- **Stored records**:
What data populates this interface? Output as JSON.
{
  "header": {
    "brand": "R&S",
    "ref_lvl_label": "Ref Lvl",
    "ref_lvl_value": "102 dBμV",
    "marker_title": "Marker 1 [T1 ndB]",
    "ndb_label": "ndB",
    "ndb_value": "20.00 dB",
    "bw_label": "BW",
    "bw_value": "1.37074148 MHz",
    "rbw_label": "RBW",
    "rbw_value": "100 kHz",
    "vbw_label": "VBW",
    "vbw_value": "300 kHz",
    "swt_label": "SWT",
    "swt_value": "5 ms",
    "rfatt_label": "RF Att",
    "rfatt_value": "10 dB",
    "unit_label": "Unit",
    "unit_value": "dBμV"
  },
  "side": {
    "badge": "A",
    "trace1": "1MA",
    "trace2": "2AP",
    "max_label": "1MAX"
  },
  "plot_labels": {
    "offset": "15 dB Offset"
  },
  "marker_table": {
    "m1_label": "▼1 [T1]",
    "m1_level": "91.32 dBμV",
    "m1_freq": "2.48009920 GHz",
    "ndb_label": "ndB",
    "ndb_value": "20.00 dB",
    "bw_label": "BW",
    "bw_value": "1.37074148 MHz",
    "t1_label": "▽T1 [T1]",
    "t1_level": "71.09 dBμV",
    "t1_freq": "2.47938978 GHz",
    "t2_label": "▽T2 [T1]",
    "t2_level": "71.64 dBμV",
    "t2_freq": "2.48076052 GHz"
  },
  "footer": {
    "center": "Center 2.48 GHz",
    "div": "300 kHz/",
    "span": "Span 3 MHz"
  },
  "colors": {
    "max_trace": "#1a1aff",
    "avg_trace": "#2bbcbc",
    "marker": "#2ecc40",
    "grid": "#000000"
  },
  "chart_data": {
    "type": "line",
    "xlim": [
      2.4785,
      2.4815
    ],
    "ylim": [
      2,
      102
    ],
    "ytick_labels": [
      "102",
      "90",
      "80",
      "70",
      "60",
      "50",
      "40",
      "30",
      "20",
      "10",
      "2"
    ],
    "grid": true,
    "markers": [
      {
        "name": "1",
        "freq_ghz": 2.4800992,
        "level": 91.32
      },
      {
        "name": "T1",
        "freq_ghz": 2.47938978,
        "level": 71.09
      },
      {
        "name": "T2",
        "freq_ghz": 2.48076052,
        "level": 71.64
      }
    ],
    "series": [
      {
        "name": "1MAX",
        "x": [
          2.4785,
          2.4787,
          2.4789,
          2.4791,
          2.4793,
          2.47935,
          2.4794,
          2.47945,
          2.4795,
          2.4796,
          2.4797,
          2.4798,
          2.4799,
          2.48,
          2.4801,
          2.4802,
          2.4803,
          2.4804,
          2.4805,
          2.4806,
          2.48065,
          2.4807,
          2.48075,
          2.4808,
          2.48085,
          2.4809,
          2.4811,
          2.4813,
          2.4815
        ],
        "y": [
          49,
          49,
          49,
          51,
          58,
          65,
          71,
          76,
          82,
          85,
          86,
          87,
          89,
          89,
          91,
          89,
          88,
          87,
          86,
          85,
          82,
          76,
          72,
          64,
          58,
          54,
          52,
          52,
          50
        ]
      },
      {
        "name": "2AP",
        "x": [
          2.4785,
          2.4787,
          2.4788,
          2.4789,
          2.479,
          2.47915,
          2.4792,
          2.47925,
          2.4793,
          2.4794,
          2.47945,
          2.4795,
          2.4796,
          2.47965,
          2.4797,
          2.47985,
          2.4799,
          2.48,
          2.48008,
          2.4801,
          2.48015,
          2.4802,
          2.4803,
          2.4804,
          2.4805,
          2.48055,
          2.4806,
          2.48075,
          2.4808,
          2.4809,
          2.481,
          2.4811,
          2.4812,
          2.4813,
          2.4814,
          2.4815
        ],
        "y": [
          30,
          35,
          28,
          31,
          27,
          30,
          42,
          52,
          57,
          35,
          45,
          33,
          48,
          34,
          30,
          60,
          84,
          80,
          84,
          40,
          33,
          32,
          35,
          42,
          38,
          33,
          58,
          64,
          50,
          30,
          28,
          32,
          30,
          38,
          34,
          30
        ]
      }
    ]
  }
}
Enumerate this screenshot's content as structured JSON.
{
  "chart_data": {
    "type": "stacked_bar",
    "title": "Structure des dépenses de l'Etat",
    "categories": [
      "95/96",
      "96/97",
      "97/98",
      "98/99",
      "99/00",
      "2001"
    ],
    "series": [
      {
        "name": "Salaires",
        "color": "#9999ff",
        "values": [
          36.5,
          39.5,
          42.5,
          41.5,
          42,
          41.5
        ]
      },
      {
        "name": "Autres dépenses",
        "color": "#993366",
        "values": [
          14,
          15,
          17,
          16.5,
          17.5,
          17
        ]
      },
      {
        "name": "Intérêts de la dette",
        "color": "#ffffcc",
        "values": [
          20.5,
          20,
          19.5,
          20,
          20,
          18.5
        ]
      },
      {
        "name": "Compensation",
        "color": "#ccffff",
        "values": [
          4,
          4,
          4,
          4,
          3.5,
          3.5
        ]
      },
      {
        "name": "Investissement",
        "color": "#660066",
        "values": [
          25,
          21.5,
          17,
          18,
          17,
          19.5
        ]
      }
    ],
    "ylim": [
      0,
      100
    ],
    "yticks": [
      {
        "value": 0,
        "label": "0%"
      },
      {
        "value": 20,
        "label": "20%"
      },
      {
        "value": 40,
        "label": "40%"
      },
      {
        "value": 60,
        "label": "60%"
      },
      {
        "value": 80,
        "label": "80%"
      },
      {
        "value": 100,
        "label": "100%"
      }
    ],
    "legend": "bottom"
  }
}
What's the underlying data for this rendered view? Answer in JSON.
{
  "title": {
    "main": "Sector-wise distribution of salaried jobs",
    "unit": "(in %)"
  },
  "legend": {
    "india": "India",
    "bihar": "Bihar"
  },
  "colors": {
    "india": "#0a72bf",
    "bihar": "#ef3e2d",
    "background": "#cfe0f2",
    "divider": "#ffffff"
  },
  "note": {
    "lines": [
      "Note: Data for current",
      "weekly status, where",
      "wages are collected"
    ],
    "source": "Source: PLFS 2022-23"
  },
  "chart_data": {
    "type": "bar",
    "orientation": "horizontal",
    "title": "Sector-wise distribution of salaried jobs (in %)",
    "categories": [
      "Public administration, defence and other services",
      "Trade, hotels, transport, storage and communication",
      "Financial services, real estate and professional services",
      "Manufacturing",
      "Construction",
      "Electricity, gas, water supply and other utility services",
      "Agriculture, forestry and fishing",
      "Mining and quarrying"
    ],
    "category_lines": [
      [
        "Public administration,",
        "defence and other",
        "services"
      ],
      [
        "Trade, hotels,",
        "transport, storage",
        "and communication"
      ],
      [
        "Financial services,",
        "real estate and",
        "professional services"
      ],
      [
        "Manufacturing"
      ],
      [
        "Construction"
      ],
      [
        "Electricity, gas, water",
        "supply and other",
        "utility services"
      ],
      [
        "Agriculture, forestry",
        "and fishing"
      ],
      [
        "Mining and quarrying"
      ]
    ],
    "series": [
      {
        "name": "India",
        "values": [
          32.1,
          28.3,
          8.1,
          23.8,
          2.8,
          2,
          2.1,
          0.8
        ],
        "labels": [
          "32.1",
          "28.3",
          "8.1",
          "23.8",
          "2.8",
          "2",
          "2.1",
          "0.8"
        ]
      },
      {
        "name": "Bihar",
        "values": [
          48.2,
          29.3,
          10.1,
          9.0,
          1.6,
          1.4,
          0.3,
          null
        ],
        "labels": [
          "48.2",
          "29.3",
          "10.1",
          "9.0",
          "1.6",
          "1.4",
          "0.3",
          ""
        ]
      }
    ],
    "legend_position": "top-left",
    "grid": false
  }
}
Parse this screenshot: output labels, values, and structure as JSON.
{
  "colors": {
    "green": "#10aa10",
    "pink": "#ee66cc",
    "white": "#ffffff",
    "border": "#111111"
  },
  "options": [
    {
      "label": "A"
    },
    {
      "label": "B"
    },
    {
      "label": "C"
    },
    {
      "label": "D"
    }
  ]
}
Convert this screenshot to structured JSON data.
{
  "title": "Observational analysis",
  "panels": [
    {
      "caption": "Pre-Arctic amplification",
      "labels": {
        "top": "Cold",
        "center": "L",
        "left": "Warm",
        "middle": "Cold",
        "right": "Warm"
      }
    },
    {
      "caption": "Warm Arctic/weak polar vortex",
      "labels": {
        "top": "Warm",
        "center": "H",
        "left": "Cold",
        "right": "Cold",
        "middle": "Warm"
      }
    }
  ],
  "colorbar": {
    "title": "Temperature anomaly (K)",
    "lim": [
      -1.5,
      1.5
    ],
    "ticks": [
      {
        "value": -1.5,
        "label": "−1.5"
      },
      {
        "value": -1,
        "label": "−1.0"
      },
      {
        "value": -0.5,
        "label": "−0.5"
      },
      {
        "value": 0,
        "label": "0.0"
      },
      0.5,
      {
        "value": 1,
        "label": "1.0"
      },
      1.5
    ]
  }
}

- **YOUR OBJECTIVE**:
Each line of the material that holds the string "professional" counts once; give the total alone.

- **ANSWER TO THIS TASK**:
2